**REQUIREMENT**
Revise the material below so that "screenshot" becomes "image" and nothing else changes. Leave the pictures out of your answer.

[Layout annotation records]
»»
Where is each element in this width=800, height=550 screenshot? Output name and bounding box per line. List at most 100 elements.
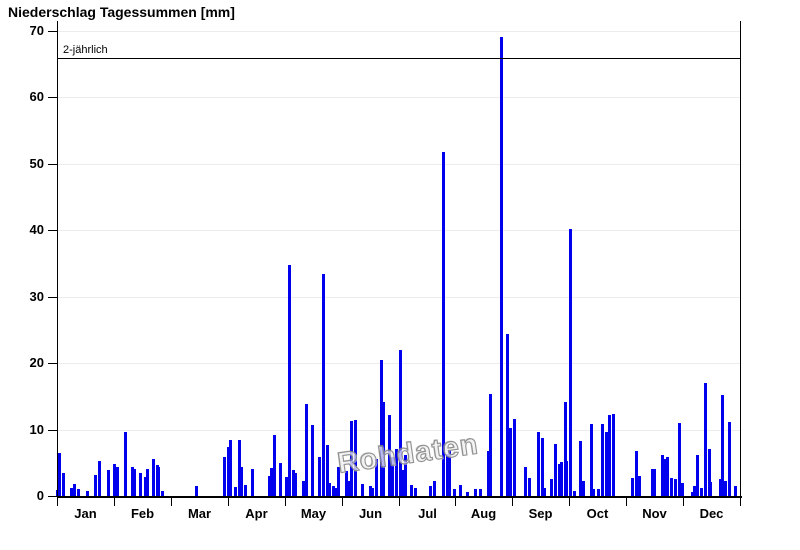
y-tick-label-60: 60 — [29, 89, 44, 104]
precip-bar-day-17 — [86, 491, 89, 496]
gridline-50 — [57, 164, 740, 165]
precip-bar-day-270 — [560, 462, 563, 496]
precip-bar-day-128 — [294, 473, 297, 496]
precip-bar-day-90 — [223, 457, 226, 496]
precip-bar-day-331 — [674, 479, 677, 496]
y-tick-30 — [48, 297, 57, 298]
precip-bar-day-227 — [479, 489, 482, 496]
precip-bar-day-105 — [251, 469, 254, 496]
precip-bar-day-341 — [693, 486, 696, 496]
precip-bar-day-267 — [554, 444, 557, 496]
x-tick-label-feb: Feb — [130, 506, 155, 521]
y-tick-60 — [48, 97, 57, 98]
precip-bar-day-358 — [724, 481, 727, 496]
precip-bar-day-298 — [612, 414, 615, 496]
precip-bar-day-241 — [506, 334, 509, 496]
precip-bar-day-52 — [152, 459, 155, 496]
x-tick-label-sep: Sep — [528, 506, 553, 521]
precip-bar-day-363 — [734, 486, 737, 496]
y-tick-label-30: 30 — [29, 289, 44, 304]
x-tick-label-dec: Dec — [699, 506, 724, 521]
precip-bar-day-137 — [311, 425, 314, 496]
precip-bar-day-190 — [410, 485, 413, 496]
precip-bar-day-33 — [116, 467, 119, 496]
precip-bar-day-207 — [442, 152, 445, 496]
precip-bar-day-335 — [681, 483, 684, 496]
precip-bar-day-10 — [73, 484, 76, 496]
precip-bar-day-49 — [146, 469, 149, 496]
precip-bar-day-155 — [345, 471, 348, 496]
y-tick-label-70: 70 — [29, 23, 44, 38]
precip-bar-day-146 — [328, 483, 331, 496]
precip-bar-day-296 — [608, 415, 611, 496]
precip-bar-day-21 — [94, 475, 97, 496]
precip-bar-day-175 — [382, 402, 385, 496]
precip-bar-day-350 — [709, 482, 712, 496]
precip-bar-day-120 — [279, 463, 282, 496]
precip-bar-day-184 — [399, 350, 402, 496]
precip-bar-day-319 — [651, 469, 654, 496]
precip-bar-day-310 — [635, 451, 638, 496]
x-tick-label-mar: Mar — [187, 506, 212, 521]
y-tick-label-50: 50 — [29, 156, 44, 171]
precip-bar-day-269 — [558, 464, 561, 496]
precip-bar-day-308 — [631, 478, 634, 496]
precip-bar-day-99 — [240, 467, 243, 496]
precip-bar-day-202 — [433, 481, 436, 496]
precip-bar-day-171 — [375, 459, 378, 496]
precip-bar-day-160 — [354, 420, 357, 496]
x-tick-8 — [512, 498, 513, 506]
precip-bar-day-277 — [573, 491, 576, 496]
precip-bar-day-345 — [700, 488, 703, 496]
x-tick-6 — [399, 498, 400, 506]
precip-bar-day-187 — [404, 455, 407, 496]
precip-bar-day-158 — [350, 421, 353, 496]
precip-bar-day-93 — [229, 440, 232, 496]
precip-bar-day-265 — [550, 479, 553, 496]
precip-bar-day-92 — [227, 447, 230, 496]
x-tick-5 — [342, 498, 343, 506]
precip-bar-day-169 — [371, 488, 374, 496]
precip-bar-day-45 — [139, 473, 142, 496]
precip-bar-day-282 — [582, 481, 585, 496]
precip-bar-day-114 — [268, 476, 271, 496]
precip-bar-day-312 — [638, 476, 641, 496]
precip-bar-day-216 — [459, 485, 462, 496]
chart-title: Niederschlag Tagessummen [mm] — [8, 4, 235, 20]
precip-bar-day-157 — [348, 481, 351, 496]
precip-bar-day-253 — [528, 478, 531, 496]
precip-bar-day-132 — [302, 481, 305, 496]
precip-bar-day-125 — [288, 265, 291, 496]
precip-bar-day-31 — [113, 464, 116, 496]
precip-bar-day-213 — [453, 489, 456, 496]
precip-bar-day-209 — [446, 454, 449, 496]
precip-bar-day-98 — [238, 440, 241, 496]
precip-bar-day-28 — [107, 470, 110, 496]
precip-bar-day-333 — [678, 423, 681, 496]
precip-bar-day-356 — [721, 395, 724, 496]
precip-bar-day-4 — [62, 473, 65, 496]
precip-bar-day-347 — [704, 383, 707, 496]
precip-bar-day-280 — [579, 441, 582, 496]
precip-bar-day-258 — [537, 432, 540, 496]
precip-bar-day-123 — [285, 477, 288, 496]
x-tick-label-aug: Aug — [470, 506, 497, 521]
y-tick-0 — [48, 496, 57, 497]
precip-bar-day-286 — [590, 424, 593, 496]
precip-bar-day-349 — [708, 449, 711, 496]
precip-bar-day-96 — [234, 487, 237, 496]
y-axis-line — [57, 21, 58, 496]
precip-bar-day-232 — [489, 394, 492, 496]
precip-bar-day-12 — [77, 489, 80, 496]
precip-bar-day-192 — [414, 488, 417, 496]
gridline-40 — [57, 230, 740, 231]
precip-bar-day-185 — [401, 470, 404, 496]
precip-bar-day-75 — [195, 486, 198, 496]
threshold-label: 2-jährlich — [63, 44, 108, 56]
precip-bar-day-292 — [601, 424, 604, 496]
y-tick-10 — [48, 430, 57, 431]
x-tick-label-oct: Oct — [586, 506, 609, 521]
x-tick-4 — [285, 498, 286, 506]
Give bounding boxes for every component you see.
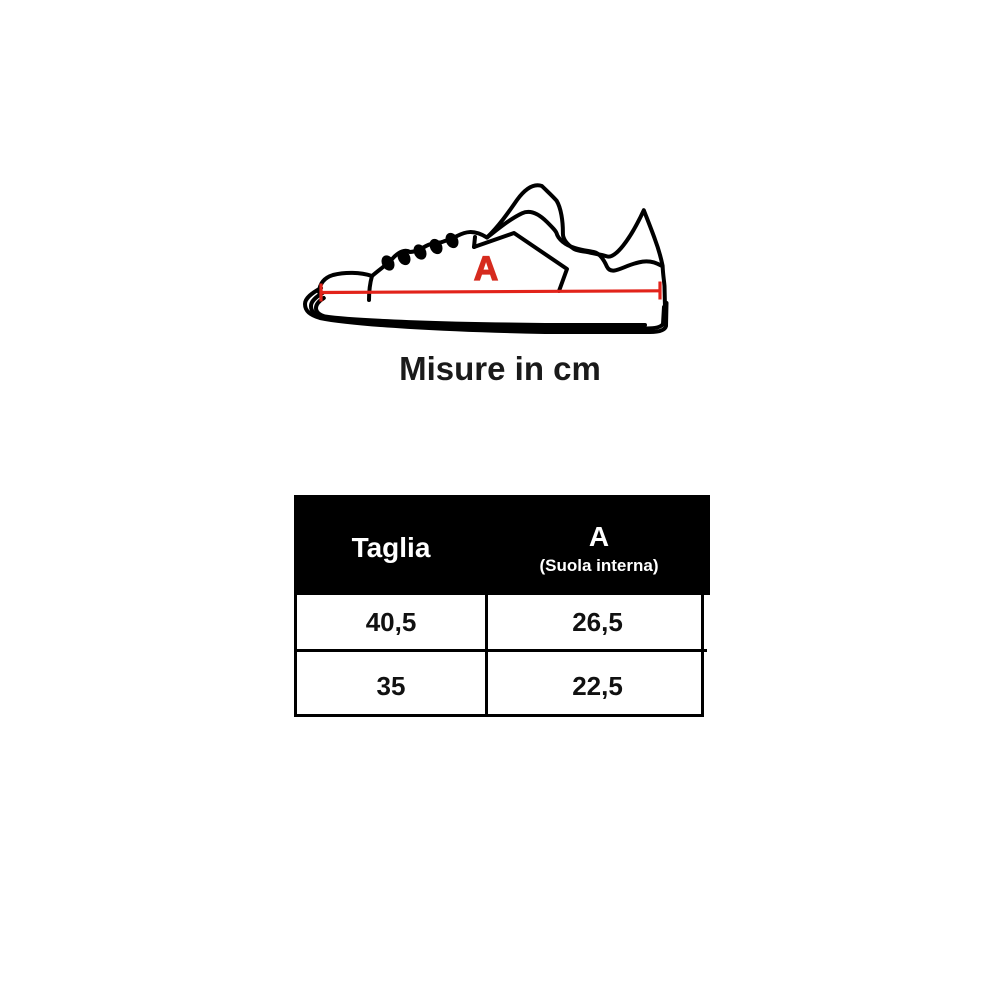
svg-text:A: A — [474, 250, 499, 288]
««
**WRITTEN SOLUTION**
Where is each element in this width=800, height=550 image? Output name and bounding box per line. List at most 100 elements.
y-tick-label-60: 60 — [29, 89, 44, 104]
precip-bar-day-17 — [86, 491, 89, 496]
gridline-50 — [57, 164, 740, 165]
precip-bar-day-270 — [560, 462, 563, 496]
precip-bar-day-128 — [294, 473, 297, 496]
precip-bar-day-90 — [223, 457, 226, 496]
precip-bar-day-331 — [674, 479, 677, 496]
y-tick-30 — [48, 297, 57, 298]
precip-bar-day-227 — [479, 489, 482, 496]
precip-bar-day-105 — [251, 469, 254, 496]
precip-bar-day-341 — [693, 486, 696, 496]
precip-bar-day-267 — [554, 444, 557, 496]
x-tick-label-feb: Feb — [130, 506, 155, 521]
y-tick-60 — [48, 97, 57, 98]
precip-bar-day-358 — [724, 481, 727, 496]
precip-bar-day-298 — [612, 414, 615, 496]
precip-bar-day-241 — [506, 334, 509, 496]
precip-bar-day-52 — [152, 459, 155, 496]
x-tick-label-sep: Sep — [528, 506, 553, 521]
precip-bar-day-363 — [734, 486, 737, 496]
y-tick-label-30: 30 — [29, 289, 44, 304]
x-tick-label-dec: Dec — [699, 506, 724, 521]
precip-bar-day-137 — [311, 425, 314, 496]
precip-bar-day-190 — [410, 485, 413, 496]
precip-bar-day-33 — [116, 467, 119, 496]
precip-bar-day-207 — [442, 152, 445, 496]
precip-bar-day-335 — [681, 483, 684, 496]
precip-bar-day-10 — [73, 484, 76, 496]
precip-bar-day-49 — [146, 469, 149, 496]
precip-bar-day-155 — [345, 471, 348, 496]
y-tick-label-70: 70 — [29, 23, 44, 38]
precip-bar-day-146 — [328, 483, 331, 496]
precip-bar-day-296 — [608, 415, 611, 496]
precip-bar-day-21 — [94, 475, 97, 496]
precip-bar-day-175 — [382, 402, 385, 496]
precip-bar-day-350 — [709, 482, 712, 496]
precip-bar-day-120 — [279, 463, 282, 496]
precip-bar-day-184 — [399, 350, 402, 496]
precip-bar-day-319 — [651, 469, 654, 496]
precip-bar-day-310 — [635, 451, 638, 496]
x-tick-label-mar: Mar — [187, 506, 212, 521]
y-tick-label-50: 50 — [29, 156, 44, 171]
precip-bar-day-269 — [558, 464, 561, 496]
precip-bar-day-308 — [631, 478, 634, 496]
precip-bar-day-99 — [240, 467, 243, 496]
precip-bar-day-202 — [433, 481, 436, 496]
precip-bar-day-171 — [375, 459, 378, 496]
precip-bar-day-160 — [354, 420, 357, 496]
x-tick-8 — [512, 498, 513, 506]
precip-bar-day-277 — [573, 491, 576, 496]
precip-bar-day-345 — [700, 488, 703, 496]
x-tick-6 — [399, 498, 400, 506]
precip-bar-day-187 — [404, 455, 407, 496]
precip-bar-day-158 — [350, 421, 353, 496]
precip-bar-day-93 — [229, 440, 232, 496]
precip-bar-day-265 — [550, 479, 553, 496]
precip-bar-day-92 — [227, 447, 230, 496]
x-tick-5 — [342, 498, 343, 506]
precip-bar-day-169 — [371, 488, 374, 496]
precip-bar-day-45 — [139, 473, 142, 496]
precip-bar-day-282 — [582, 481, 585, 496]
precip-bar-day-114 — [268, 476, 271, 496]
precip-bar-day-312 — [638, 476, 641, 496]
precip-bar-day-216 — [459, 485, 462, 496]
chart-title: Niederschlag Tagessummen [mm] — [8, 4, 235, 20]
precip-bar-day-157 — [348, 481, 351, 496]
precip-bar-day-253 — [528, 478, 531, 496]
precip-bar-day-132 — [302, 481, 305, 496]
precip-bar-day-125 — [288, 265, 291, 496]
precip-bar-day-31 — [113, 464, 116, 496]
precip-bar-day-213 — [453, 489, 456, 496]
precip-bar-day-209 — [446, 454, 449, 496]
precip-bar-day-98 — [238, 440, 241, 496]
precip-bar-day-28 — [107, 470, 110, 496]
precip-bar-day-333 — [678, 423, 681, 496]
precip-bar-day-356 — [721, 395, 724, 496]
precip-bar-day-4 — [62, 473, 65, 496]
precip-bar-day-347 — [704, 383, 707, 496]
precip-bar-day-280 — [579, 441, 582, 496]
precip-bar-day-258 — [537, 432, 540, 496]
precip-bar-day-123 — [285, 477, 288, 496]
x-tick-label-aug: Aug — [470, 506, 497, 521]
y-tick-0 — [48, 496, 57, 497]
precip-bar-day-286 — [590, 424, 593, 496]
precip-bar-day-349 — [708, 449, 711, 496]
precip-bar-day-96 — [234, 487, 237, 496]
y-axis-line — [57, 21, 58, 496]
precip-bar-day-232 — [489, 394, 492, 496]
precip-bar-day-12 — [77, 489, 80, 496]
precip-bar-day-192 — [414, 488, 417, 496]
gridline-40 — [57, 230, 740, 231]
precip-bar-day-185 — [401, 470, 404, 496]
precip-bar-day-75 — [195, 486, 198, 496]
threshold-label: 2-jährlich — [63, 44, 108, 56]
precip-bar-day-292 — [601, 424, 604, 496]
y-tick-10 — [48, 430, 57, 431]
x-tick-label-oct: Oct — [586, 506, 609, 521]
x-tick-4 — [285, 498, 286, 506]
Give bounding boxes for every component you see.
svg-text:A: A — [474, 250, 499, 288]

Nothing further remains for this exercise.